**Your task:** Print all of the entries exactly, minus the pictures.

**Items:**
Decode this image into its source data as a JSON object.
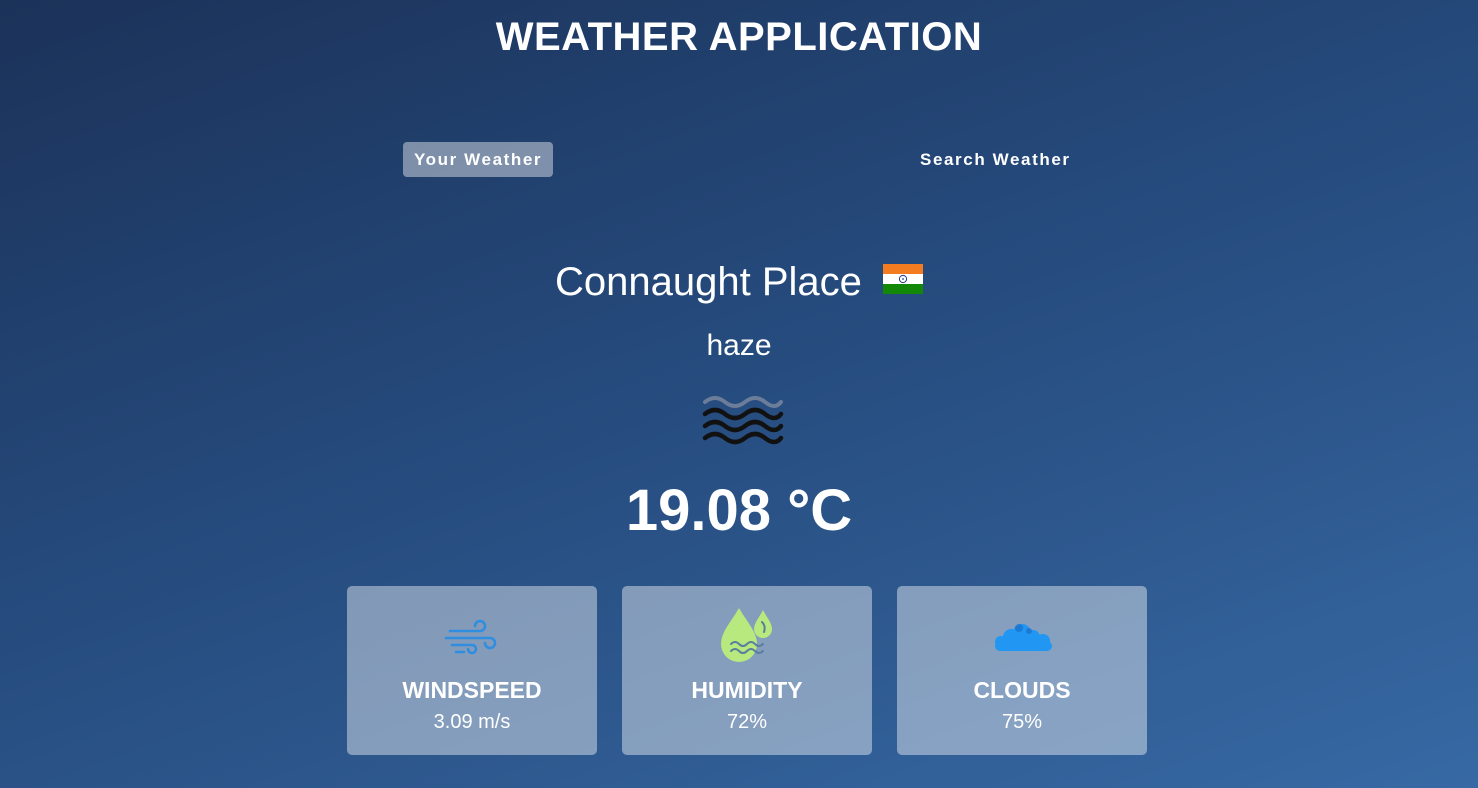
{
  "app": {
    "title": "WEATHER APPLICATION"
  },
  "tabs": [
    {
      "label": "Your Weather",
      "active": true
    },
    {
      "label": "Search Weather",
      "active": false
    }
  ],
  "location": {
    "city": "Connaught Place",
    "country_flag_icon": "india-flag-icon"
  },
  "current": {
    "condition": "haze",
    "condition_icon": "haze-icon",
    "temperature": "19.08 °C"
  },
  "stats": [
    {
      "label": "WINDSPEED",
      "value": "3.09 m/s",
      "icon": "wind-icon"
    },
    {
      "label": "HUMIDITY",
      "value": "72%",
      "icon": "humidity-icon"
    },
    {
      "label": "CLOUDS",
      "value": "75%",
      "icon": "clouds-icon"
    }
  ],
  "colors": {
    "background_top": "#1b3259",
    "background_bottom": "#3769a4",
    "card_background": "rgba(255,255,255,0.42)",
    "wind_icon": "#2f8ee0",
    "humidity_icon": "#b7e97e",
    "clouds_icon": "#2196f3"
  }
}
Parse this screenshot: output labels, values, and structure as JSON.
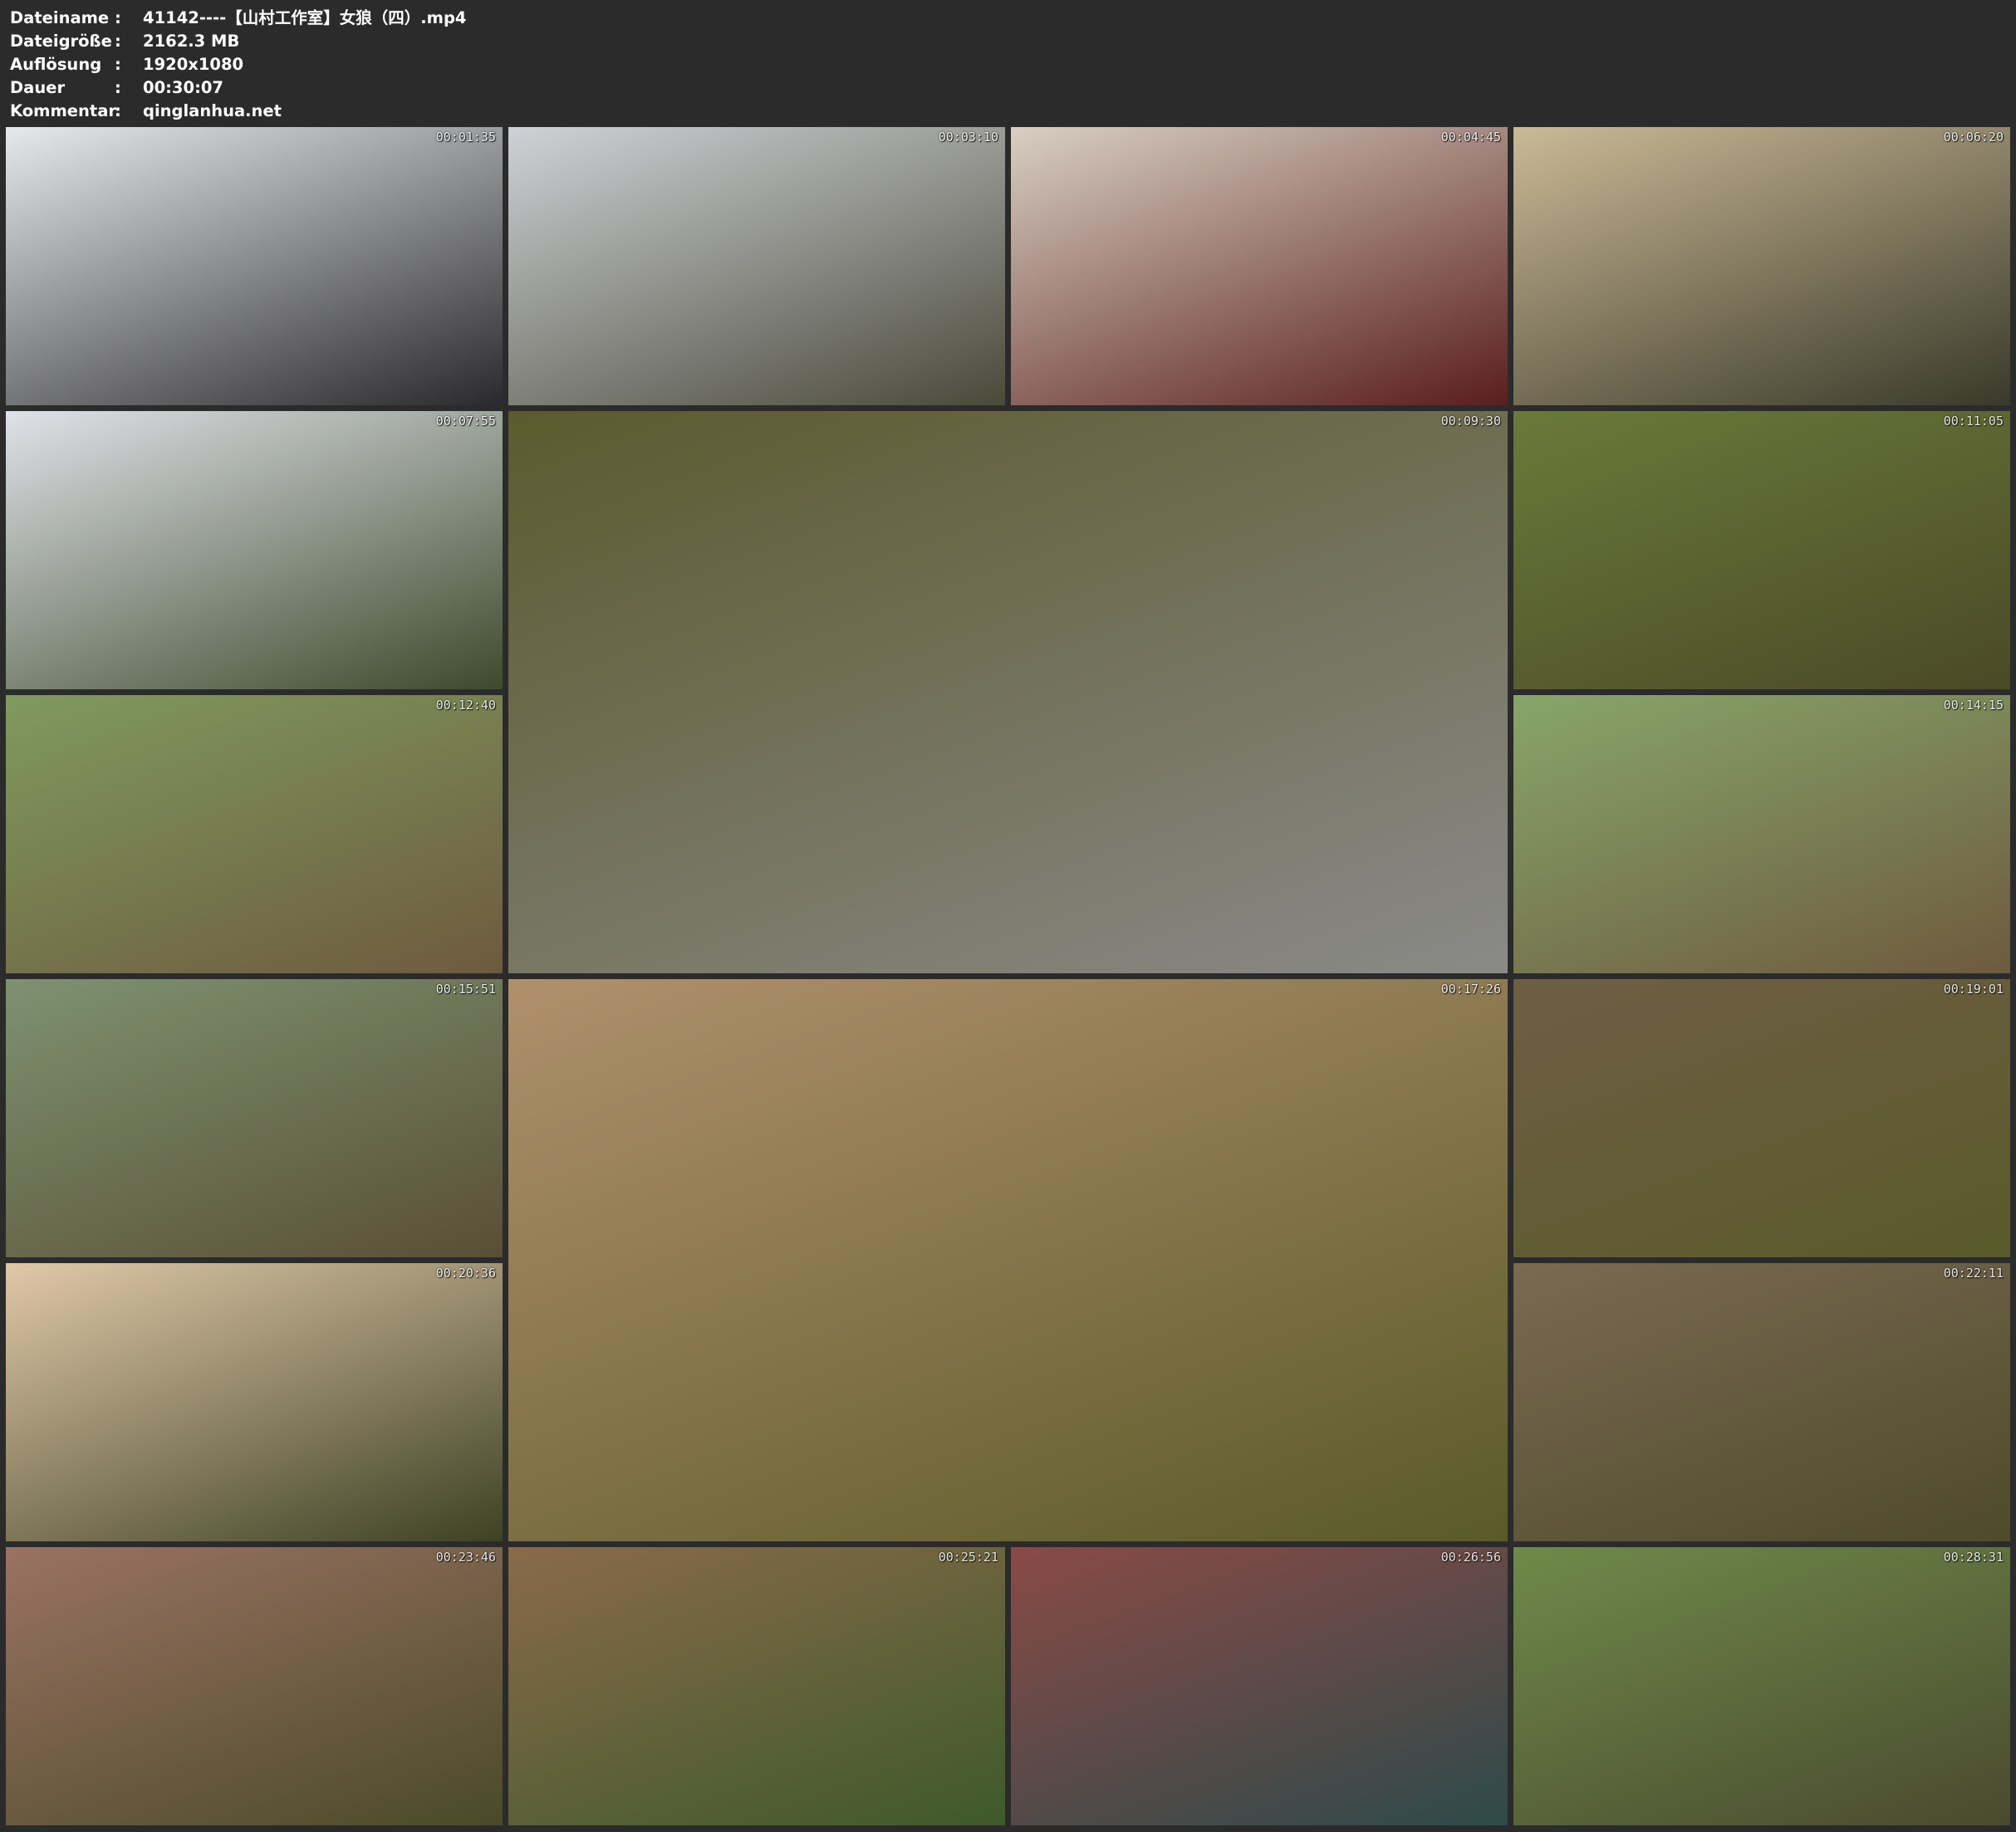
{
  "info": [
    {
      "key": "Dateiname",
      "sep": ":",
      "value": "41142----【山村工作室】女狼（四）.mp4"
    },
    {
      "key": "Dateigröße",
      "sep": ":",
      "value": "2162.3 MB"
    },
    {
      "key": "Auflösung",
      "sep": ":",
      "value": "1920x1080"
    },
    {
      "key": "Dauer",
      "sep": ":",
      "value": "00:30:07"
    },
    {
      "key": "Kommentar",
      "sep": ":",
      "value": "qinglanhua.net"
    }
  ],
  "thumbnails": [
    {
      "timestamp": "00:01:35",
      "colors": [
        "#e6e8ea",
        "#2a2a2c"
      ]
    },
    {
      "timestamp": "00:03:10",
      "colors": [
        "#cfd2d6",
        "#4a4a3a"
      ]
    },
    {
      "timestamp": "00:04:45",
      "colors": [
        "#d8cfc2",
        "#5a1e1e"
      ]
    },
    {
      "timestamp": "00:06:20",
      "colors": [
        "#cbb996",
        "#3a3a2a"
      ]
    },
    {
      "timestamp": "00:07:55",
      "colors": [
        "#dfe2e8",
        "#3e4a2c"
      ]
    },
    {
      "timestamp": "00:09:30",
      "colors": [
        "#5c5a2e",
        "#8a8a88"
      ]
    },
    {
      "timestamp": "00:11:05",
      "colors": [
        "#6a7a3a",
        "#4a4a26"
      ]
    },
    {
      "timestamp": "00:12:40",
      "colors": [
        "#7f9a5e",
        "#6e5a3e"
      ]
    },
    {
      "timestamp": "00:14:15",
      "colors": [
        "#87a66a",
        "#6e5a3e"
      ]
    },
    {
      "timestamp": "00:15:51",
      "colors": [
        "#7d9270",
        "#5a4e36"
      ]
    },
    {
      "timestamp": "00:17:26",
      "colors": [
        "#b0906c",
        "#5a5a28"
      ]
    },
    {
      "timestamp": "00:19:01",
      "colors": [
        "#6e5e44",
        "#5a5a2a"
      ]
    },
    {
      "timestamp": "00:20:36",
      "colors": [
        "#e0c8a8",
        "#3e4224"
      ]
    },
    {
      "timestamp": "00:22:11",
      "colors": [
        "#7a6a52",
        "#4e4a2a"
      ]
    },
    {
      "timestamp": "00:23:46",
      "colors": [
        "#9a7262",
        "#4a4a28"
      ]
    },
    {
      "timestamp": "00:25:21",
      "colors": [
        "#8a6a4a",
        "#3e5a2a"
      ]
    },
    {
      "timestamp": "00:26:56",
      "colors": [
        "#8a4a46",
        "#2e4a4a"
      ]
    },
    {
      "timestamp": "00:28:31",
      "colors": [
        "#6e8a4a",
        "#4a4a2e"
      ]
    }
  ]
}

**Written answer:**
Decode this image into its source data as a JSON object.
{
  "app": {
    "title": "WEATHER APPLICATION"
  },
  "tabs": [
    {
      "label": "Your Weather",
      "active": true
    },
    {
      "label": "Search Weather",
      "active": false
    }
  ],
  "location": {
    "city": "Connaught Place",
    "country_flag_icon": "india-flag-icon"
  },
  "current": {
    "condition": "haze",
    "condition_icon": "haze-icon",
    "temperature": "19.08 °C"
  },
  "stats": [
    {
      "label": "WINDSPEED",
      "value": "3.09 m/s",
      "icon": "wind-icon"
    },
    {
      "label": "HUMIDITY",
      "value": "72%",
      "icon": "humidity-icon"
    },
    {
      "label": "CLOUDS",
      "value": "75%",
      "icon": "clouds-icon"
    }
  ],
  "colors": {
    "background_top": "#1b3259",
    "background_bottom": "#3769a4",
    "card_background": "rgba(255,255,255,0.42)",
    "wind_icon": "#2f8ee0",
    "humidity_icon": "#b7e97e",
    "clouds_icon": "#2196f3"
  }
}
Parse this screenshot: output labels, values, and structure as JSON.
{
  "info": [
    {
      "key": "Dateiname",
      "sep": ":",
      "value": "41142----【山村工作室】女狼（四）.mp4"
    },
    {
      "key": "Dateigröße",
      "sep": ":",
      "value": "2162.3 MB"
    },
    {
      "key": "Auflösung",
      "sep": ":",
      "value": "1920x1080"
    },
    {
      "key": "Dauer",
      "sep": ":",
      "value": "00:30:07"
    },
    {
      "key": "Kommentar",
      "sep": ":",
      "value": "qinglanhua.net"
    }
  ],
  "thumbnails": [
    {
      "timestamp": "00:01:35",
      "colors": [
        "#e6e8ea",
        "#2a2a2c"
      ]
    },
    {
      "timestamp": "00:03:10",
      "colors": [
        "#cfd2d6",
        "#4a4a3a"
      ]
    },
    {
      "timestamp": "00:04:45",
      "colors": [
        "#d8cfc2",
        "#5a1e1e"
      ]
    },
    {
      "timestamp": "00:06:20",
      "colors": [
        "#cbb996",
        "#3a3a2a"
      ]
    },
    {
      "timestamp": "00:07:55",
      "colors": [
        "#dfe2e8",
        "#3e4a2c"
      ]
    },
    {
      "timestamp": "00:09:30",
      "colors": [
        "#5c5a2e",
        "#8a8a88"
      ]
    },
    {
      "timestamp": "00:11:05",
      "colors": [
        "#6a7a3a",
        "#4a4a26"
      ]
    },
    {
      "timestamp": "00:12:40",
      "colors": [
        "#7f9a5e",
        "#6e5a3e"
      ]
    },
    {
      "timestamp": "00:14:15",
      "colors": [
        "#87a66a",
        "#6e5a3e"
      ]
    },
    {
      "timestamp": "00:15:51",
      "colors": [
        "#7d9270",
        "#5a4e36"
      ]
    },
    {
      "timestamp": "00:17:26",
      "colors": [
        "#b0906c",
        "#5a5a28"
      ]
    },
    {
      "timestamp": "00:19:01",
      "colors": [
        "#6e5e44",
        "#5a5a2a"
      ]
    },
    {
      "timestamp": "00:20:36",
      "colors": [
        "#e0c8a8",
        "#3e4224"
      ]
    },
    {
      "timestamp": "00:22:11",
      "colors": [
        "#7a6a52",
        "#4e4a2a"
      ]
    },
    {
      "timestamp": "00:23:46",
      "colors": [
        "#9a7262",
        "#4a4a28"
      ]
    },
    {
      "timestamp": "00:25:21",
      "colors": [
        "#8a6a4a",
        "#3e5a2a"
      ]
    },
    {
      "timestamp": "00:26:56",
      "colors": [
        "#8a4a46",
        "#2e4a4a"
      ]
    },
    {
      "timestamp": "00:28:31",
      "colors": [
        "#6e8a4a",
        "#4a4a2e"
      ]
    }
  ]
}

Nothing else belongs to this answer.